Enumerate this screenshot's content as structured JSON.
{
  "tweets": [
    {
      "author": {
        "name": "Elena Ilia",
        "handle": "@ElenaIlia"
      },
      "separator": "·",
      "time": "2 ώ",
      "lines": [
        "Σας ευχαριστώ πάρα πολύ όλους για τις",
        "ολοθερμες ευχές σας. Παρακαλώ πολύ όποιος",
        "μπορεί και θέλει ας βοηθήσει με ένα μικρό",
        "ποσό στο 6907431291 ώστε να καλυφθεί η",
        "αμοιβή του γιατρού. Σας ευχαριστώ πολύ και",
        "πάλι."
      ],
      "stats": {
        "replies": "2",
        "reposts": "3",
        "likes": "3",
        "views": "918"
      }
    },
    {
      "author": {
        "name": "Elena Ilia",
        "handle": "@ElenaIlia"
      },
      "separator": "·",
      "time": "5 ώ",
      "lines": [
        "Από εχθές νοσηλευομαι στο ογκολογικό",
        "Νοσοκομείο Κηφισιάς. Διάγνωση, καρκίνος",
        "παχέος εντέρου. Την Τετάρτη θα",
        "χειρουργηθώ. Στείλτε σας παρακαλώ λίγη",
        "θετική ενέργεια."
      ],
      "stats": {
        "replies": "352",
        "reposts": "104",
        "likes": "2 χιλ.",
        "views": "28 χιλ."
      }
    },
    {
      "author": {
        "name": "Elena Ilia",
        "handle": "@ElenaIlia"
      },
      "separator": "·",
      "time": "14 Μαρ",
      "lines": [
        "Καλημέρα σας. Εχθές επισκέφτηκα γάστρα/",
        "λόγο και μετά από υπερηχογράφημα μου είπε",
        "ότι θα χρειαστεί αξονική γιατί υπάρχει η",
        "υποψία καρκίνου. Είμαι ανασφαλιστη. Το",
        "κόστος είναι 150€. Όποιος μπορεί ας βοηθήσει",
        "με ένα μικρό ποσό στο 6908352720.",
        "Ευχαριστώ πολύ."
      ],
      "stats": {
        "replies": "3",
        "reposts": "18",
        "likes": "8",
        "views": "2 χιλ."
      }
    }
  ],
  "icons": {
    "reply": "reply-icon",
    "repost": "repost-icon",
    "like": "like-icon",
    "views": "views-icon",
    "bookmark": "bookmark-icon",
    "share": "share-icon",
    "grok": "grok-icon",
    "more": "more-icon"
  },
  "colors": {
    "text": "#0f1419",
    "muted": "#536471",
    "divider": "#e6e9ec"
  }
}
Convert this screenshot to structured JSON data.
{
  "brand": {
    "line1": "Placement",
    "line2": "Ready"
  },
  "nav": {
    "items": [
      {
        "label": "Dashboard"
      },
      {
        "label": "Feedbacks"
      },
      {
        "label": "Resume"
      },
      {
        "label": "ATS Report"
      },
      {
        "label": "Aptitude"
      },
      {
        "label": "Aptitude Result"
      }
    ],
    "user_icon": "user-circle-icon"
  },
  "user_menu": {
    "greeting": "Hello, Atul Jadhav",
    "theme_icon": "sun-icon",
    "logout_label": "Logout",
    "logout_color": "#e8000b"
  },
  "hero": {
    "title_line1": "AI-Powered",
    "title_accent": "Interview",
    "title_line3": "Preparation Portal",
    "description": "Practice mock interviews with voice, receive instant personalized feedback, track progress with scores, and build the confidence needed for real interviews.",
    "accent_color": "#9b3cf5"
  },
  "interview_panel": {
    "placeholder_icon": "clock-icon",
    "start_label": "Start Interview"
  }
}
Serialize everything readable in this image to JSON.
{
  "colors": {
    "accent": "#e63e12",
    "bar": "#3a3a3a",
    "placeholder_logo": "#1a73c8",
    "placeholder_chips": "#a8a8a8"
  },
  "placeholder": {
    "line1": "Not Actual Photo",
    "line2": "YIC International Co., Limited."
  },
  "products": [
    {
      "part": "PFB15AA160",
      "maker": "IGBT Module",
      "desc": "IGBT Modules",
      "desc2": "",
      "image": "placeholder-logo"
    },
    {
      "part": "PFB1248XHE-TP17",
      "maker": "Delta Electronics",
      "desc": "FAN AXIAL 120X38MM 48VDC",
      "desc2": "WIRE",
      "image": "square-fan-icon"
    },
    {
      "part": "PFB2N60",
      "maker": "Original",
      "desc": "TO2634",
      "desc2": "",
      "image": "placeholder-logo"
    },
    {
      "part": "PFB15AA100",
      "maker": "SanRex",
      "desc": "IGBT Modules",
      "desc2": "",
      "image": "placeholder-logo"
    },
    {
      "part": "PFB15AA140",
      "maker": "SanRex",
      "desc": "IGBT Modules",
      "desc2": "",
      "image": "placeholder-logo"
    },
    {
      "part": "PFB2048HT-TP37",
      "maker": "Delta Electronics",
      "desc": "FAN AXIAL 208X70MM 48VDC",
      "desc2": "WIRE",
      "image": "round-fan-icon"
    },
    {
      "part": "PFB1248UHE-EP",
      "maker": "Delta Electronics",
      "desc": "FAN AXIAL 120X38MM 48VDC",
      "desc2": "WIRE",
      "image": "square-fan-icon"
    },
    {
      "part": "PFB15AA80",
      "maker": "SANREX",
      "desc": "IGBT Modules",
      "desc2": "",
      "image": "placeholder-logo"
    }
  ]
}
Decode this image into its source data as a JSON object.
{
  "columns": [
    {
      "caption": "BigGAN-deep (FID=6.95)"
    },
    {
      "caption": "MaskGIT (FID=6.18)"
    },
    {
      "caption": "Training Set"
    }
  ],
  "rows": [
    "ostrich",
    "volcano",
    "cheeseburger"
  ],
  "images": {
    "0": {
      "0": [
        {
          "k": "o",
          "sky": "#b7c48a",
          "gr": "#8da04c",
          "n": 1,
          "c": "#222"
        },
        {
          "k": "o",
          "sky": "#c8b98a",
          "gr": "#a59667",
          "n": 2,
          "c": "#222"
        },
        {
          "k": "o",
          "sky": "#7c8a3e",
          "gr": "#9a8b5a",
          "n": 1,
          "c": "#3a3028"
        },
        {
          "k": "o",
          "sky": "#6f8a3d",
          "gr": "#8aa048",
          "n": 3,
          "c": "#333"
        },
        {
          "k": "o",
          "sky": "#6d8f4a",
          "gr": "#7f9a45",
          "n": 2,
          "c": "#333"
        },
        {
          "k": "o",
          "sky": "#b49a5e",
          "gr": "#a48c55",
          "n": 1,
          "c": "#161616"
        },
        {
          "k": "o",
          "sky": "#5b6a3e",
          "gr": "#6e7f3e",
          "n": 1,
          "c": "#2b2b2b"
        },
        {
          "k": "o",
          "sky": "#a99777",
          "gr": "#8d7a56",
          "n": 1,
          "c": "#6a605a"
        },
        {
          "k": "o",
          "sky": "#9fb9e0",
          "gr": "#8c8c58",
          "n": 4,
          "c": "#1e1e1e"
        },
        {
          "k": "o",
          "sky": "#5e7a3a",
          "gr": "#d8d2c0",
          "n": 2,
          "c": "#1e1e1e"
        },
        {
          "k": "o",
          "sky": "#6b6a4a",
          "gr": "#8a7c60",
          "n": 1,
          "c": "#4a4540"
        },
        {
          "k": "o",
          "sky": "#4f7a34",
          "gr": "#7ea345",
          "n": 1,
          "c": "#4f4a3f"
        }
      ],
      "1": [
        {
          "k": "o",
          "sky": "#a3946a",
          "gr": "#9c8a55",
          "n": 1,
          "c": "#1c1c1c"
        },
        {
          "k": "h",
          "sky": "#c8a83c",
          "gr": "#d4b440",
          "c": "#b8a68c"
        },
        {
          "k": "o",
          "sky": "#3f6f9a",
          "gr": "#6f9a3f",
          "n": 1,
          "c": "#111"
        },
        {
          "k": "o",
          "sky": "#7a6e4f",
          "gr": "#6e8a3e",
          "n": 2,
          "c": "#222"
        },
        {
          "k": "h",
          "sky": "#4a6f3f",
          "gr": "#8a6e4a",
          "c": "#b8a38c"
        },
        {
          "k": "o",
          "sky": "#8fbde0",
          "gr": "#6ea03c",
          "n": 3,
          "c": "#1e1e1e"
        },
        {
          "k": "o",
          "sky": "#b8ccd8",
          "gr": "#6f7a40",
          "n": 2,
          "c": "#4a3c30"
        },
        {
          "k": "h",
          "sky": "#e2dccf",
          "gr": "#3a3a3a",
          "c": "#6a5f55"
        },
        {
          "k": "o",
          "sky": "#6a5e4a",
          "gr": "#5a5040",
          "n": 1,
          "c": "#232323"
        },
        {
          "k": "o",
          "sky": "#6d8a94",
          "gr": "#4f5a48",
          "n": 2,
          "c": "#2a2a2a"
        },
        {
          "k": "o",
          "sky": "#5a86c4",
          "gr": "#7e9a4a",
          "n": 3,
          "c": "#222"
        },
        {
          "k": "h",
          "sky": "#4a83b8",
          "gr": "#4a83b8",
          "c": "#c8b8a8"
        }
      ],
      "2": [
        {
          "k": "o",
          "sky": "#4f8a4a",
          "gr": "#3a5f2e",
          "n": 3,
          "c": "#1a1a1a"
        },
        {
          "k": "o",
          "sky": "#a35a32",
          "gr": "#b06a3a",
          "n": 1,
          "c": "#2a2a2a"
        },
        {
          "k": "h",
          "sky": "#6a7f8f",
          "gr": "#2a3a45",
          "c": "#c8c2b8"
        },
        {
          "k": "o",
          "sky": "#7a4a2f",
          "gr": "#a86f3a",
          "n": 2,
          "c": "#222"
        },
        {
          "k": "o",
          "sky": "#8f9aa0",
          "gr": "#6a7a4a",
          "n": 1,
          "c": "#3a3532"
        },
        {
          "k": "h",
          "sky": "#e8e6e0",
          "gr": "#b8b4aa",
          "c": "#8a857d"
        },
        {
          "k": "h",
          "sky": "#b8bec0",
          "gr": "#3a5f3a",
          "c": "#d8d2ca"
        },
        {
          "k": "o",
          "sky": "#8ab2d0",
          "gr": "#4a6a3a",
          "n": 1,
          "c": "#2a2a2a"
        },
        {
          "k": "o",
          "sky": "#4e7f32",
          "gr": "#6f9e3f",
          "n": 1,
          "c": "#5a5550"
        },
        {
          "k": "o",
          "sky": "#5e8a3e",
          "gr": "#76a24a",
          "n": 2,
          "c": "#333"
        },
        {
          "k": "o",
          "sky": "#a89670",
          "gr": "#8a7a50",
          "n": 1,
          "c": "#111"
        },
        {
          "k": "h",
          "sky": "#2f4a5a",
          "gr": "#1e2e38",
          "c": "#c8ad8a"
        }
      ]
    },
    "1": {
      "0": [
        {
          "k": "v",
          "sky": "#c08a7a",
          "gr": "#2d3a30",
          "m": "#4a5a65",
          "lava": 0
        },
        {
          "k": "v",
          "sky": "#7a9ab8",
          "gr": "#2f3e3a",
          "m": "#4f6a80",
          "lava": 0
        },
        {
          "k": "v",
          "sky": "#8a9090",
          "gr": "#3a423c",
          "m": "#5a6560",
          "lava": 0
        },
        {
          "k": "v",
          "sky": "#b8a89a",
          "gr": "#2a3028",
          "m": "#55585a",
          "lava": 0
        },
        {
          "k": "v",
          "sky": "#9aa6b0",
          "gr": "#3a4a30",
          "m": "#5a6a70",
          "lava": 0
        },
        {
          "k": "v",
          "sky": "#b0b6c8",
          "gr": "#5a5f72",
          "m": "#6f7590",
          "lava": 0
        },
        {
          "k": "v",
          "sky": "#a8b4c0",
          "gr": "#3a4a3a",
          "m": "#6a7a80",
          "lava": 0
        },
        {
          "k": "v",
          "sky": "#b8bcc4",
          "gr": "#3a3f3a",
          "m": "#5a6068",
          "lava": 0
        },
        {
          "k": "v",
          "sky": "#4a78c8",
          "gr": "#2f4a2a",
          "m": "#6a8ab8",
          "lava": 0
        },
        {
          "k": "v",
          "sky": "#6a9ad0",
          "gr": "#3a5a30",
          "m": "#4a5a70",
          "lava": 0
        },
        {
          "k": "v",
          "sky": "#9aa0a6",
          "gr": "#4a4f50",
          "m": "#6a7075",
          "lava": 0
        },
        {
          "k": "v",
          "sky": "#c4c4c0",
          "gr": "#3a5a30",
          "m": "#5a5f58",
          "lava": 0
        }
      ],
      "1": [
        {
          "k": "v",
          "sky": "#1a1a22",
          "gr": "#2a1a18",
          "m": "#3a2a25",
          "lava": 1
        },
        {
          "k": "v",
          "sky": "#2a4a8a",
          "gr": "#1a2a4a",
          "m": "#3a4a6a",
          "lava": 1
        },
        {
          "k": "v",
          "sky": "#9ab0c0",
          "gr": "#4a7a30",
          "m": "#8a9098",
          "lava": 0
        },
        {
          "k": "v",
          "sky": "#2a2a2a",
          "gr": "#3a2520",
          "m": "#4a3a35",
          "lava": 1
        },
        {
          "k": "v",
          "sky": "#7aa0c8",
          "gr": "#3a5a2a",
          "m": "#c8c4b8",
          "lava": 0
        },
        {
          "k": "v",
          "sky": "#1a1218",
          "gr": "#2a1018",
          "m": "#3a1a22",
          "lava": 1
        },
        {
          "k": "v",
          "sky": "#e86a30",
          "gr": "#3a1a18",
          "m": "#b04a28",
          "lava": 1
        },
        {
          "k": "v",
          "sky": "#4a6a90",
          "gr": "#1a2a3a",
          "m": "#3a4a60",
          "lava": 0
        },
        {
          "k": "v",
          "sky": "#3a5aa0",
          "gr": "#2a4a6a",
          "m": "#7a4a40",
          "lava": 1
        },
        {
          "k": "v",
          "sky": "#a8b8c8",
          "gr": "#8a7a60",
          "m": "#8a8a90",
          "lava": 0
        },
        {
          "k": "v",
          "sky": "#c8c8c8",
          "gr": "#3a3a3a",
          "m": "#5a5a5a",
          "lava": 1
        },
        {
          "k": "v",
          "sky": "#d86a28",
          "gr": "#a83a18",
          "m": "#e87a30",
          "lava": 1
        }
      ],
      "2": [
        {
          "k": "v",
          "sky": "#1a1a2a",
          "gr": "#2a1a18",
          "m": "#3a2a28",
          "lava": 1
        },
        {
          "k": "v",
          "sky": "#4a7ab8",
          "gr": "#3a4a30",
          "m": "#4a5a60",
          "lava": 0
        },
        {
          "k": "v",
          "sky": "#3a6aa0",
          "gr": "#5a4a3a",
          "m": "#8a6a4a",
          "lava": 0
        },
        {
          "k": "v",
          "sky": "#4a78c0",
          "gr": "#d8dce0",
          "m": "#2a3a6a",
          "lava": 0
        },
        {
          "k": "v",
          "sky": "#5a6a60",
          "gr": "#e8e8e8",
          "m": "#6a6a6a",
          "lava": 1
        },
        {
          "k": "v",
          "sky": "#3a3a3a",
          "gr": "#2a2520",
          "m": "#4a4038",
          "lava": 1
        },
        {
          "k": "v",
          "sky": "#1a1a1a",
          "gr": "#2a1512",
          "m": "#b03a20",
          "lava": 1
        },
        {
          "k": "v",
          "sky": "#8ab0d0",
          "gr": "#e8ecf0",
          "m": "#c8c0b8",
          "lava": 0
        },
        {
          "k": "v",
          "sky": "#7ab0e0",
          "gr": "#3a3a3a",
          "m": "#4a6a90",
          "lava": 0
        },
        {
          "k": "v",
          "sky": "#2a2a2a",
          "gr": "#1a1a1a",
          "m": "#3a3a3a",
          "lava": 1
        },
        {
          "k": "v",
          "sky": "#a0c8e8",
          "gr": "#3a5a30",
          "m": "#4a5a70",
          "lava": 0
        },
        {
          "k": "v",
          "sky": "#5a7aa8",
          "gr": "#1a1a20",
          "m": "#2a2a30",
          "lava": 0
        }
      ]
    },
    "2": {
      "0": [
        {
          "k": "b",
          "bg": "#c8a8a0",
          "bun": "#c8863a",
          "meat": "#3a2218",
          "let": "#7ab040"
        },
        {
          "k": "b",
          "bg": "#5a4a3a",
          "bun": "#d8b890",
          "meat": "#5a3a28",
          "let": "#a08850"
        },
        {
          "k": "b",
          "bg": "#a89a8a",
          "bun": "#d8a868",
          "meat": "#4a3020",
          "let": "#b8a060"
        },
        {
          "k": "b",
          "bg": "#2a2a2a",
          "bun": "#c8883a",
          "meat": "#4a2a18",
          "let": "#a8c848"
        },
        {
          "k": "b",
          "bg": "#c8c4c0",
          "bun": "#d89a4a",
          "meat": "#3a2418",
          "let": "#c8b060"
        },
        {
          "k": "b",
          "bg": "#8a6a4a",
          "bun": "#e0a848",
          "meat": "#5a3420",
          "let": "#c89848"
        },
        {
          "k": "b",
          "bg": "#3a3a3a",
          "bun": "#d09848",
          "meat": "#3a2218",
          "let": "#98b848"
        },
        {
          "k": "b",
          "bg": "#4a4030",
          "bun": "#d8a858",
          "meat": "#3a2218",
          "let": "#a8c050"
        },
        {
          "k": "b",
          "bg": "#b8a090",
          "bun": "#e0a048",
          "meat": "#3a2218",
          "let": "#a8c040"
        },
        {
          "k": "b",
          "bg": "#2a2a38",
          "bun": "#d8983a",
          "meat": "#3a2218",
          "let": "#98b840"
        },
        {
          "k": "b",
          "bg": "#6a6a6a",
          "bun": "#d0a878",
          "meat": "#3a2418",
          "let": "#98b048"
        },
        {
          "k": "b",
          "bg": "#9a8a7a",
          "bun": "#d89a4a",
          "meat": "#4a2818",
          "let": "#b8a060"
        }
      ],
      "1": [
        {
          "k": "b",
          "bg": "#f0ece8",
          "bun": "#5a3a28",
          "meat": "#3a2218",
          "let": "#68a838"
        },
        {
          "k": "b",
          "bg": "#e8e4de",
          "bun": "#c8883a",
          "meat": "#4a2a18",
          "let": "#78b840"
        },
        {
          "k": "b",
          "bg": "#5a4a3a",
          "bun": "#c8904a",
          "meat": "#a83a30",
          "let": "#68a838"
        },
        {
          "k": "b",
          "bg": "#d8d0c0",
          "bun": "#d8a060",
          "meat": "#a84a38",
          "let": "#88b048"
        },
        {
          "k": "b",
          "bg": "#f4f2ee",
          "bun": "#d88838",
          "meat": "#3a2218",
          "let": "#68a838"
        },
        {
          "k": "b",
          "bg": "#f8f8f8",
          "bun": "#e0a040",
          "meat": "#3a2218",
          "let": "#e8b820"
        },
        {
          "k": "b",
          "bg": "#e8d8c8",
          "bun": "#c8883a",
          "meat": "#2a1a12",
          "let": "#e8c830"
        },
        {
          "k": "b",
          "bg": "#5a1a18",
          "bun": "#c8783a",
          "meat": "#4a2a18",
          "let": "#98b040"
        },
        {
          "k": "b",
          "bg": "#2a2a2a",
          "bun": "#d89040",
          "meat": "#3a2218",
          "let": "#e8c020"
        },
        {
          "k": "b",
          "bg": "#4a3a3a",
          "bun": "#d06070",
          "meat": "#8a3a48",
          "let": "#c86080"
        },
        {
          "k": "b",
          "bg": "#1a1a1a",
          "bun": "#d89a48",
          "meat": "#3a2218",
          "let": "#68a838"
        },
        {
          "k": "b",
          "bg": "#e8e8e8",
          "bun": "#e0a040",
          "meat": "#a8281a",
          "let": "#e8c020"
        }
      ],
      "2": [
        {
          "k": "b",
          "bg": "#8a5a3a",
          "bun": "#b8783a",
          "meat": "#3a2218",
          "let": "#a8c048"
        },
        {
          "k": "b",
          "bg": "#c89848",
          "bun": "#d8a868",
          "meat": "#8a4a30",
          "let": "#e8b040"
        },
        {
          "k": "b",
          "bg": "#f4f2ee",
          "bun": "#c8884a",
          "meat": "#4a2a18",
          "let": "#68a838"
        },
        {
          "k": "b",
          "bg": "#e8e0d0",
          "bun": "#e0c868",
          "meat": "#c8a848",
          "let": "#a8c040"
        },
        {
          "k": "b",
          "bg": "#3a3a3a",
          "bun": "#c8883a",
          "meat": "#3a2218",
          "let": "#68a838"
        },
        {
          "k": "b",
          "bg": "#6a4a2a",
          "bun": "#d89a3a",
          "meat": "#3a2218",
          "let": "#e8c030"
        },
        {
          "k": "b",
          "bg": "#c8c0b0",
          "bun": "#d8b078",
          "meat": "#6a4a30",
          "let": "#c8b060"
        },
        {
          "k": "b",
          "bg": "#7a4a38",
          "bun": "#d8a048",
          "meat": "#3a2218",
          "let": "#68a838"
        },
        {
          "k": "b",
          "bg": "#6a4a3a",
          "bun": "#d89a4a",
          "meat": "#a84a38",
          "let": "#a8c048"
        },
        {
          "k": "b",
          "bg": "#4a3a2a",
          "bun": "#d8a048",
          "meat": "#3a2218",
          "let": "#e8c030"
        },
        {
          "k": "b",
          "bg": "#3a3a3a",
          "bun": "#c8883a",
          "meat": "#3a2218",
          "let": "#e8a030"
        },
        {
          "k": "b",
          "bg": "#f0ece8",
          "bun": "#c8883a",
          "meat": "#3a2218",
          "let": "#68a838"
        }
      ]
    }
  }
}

———

OBJECTIVE: Check every line of the material for the string "part" and give the number of lines that have it, without anything else.

FINAL RESULT: 8